**GIVEN EXERCISE:**
Each record is to be transcribed exactly.

------

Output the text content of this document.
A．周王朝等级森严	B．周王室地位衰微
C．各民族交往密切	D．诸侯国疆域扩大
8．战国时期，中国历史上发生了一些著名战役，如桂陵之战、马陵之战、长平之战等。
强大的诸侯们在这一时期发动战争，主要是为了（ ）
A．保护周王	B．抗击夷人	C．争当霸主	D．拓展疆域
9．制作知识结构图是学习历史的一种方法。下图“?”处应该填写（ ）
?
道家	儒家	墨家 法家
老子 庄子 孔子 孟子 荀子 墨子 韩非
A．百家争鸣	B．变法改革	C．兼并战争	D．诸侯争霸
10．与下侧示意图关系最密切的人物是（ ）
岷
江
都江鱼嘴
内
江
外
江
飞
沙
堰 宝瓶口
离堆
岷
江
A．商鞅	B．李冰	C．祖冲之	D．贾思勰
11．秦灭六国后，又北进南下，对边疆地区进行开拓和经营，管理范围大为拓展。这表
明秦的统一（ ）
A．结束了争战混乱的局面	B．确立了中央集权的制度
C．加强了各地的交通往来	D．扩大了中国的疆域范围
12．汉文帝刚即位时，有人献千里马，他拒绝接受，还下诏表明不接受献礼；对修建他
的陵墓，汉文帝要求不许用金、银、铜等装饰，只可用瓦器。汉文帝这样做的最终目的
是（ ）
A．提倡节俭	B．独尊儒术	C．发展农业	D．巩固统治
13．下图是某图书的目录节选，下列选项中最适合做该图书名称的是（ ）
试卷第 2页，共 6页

------

**EXERCISE RESPONSE:**
Output the text content of this document.
A．周王朝等级森严	B．周王室地位衰微
C．各民族交往密切	D．诸侯国疆域扩大
8．战国时期，中国历史上发生了一些著名战役，如桂陵之战、马陵之战、长平之战等。
强大的诸侯们在这一时期发动战争，主要是为了（ ）
A．保护周王	B．抗击夷人	C．争当霸主	D．拓展疆域
9．制作知识结构图是学习历史的一种方法。下图“?”处应该填写（ ）
?
道家	儒家	墨家 法家
老子 庄子 孔子 孟子 荀子 墨子 韩非
A．百家争鸣	B．变法改革	C．兼并战争	D．诸侯争霸
10．与下侧示意图关系最密切的人物是（ ）
岷
江
都江鱼嘴
内
江
外
江
飞
沙
堰 宝瓶口
离堆
岷
江
A．商鞅	B．李冰	C．祖冲之	D．贾思勰
11．秦灭六国后，又北进南下，对边疆地区进行开拓和经营，管理范围大为拓展。这表
明秦的统一（ ）
A．结束了争战混乱的局面	B．确立了中央集权的制度
C．加强了各地的交通往来	D．扩大了中国的疆域范围
12．汉文帝刚即位时，有人献千里马，他拒绝接受，还下诏表明不接受献礼；对修建他
的陵墓，汉文帝要求不许用金、银、铜等装饰，只可用瓦器。汉文帝这样做的最终目的
是（ ）
A．提倡节俭	B．独尊儒术	C．发展农业	D．巩固统治
13．下图是某图书的目录节选，下列选项中最适合做该图书名称的是（ ）
试卷第 2页，共 6页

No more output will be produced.